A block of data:
-*-

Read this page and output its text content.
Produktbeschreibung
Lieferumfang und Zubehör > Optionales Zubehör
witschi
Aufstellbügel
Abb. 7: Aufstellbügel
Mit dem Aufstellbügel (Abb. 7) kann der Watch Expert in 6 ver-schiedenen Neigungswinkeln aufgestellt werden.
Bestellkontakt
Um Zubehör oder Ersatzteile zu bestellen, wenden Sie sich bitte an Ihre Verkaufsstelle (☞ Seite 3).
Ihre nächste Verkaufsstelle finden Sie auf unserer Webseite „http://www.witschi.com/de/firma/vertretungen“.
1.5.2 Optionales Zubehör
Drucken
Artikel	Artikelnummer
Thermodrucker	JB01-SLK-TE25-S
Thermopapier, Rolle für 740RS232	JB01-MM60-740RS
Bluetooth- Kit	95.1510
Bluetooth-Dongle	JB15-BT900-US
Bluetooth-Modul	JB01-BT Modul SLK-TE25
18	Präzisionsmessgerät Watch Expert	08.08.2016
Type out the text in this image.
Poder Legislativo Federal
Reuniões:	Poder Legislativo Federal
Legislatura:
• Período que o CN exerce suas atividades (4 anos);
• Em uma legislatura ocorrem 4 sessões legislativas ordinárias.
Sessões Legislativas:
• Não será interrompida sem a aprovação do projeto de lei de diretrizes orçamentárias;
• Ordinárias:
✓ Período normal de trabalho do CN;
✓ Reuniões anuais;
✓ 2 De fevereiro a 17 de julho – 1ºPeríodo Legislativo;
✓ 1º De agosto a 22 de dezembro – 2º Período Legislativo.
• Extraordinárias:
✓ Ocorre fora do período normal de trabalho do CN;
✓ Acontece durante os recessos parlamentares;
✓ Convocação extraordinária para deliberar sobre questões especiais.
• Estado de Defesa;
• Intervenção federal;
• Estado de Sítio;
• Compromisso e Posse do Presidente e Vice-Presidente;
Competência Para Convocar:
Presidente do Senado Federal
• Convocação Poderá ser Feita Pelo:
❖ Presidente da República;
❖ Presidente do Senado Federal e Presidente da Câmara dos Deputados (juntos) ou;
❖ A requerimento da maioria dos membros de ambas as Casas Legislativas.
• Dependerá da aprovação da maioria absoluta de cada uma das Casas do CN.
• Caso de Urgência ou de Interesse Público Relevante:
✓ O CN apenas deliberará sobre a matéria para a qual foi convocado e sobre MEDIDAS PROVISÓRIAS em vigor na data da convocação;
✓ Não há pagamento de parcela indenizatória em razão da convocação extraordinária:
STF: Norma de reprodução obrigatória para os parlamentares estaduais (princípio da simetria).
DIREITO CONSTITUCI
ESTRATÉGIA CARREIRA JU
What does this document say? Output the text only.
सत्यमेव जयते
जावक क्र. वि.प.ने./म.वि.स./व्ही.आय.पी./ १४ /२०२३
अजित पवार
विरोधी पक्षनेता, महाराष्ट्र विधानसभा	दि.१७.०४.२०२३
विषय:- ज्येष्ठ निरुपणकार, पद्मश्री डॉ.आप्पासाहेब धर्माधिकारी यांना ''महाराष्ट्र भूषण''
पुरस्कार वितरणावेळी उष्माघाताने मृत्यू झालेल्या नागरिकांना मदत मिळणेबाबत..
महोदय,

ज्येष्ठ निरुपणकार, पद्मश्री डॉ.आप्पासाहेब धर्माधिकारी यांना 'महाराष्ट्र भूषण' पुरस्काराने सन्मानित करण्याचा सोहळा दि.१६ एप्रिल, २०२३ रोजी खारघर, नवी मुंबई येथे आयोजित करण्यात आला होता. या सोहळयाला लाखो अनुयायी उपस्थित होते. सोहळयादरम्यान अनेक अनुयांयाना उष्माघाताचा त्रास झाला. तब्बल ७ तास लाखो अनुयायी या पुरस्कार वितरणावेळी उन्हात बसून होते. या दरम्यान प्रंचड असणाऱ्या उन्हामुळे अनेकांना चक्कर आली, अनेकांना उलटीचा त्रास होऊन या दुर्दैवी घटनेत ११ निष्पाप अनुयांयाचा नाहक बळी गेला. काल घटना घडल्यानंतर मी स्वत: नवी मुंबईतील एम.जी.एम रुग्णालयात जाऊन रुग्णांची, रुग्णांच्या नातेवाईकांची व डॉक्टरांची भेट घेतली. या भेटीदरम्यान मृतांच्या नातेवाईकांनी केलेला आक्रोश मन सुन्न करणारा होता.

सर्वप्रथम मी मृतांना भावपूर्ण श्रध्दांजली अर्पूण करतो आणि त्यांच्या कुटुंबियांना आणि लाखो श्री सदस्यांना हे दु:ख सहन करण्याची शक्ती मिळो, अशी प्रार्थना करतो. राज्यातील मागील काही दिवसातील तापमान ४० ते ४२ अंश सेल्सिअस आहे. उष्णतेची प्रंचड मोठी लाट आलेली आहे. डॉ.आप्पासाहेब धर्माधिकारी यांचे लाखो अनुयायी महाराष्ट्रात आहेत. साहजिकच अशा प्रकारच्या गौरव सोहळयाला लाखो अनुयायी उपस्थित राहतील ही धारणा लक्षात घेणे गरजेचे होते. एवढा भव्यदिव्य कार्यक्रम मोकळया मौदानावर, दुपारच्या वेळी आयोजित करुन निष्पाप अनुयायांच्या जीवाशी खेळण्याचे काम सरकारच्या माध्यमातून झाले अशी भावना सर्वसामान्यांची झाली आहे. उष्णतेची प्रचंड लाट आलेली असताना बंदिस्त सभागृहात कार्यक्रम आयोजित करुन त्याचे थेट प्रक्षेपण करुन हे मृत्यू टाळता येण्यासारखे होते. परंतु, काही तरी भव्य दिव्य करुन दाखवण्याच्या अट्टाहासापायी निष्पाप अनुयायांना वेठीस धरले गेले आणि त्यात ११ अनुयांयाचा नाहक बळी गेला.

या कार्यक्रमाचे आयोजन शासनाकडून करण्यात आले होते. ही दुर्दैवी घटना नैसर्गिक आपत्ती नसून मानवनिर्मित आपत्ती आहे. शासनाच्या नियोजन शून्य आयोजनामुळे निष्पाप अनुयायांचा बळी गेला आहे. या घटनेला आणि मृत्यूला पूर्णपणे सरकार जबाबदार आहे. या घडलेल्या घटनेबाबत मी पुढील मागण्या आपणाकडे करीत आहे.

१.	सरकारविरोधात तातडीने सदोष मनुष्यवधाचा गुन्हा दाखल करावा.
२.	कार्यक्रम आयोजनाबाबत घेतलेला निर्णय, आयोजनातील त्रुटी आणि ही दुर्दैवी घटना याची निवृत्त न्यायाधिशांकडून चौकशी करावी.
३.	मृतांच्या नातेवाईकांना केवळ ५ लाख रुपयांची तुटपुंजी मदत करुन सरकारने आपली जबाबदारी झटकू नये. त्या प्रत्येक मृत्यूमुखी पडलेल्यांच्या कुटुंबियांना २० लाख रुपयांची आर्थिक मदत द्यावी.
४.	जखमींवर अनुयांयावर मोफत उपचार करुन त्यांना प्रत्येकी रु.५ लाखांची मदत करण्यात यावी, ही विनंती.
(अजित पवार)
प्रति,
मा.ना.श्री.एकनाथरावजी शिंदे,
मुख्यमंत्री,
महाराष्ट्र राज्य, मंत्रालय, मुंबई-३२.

-*-

▶ WHAT YOU ARE ASKED TO DO
What is the number of lines in the data holding the word "text"? Reply with that number only.

▶ OUTPUT OF THE TASK
3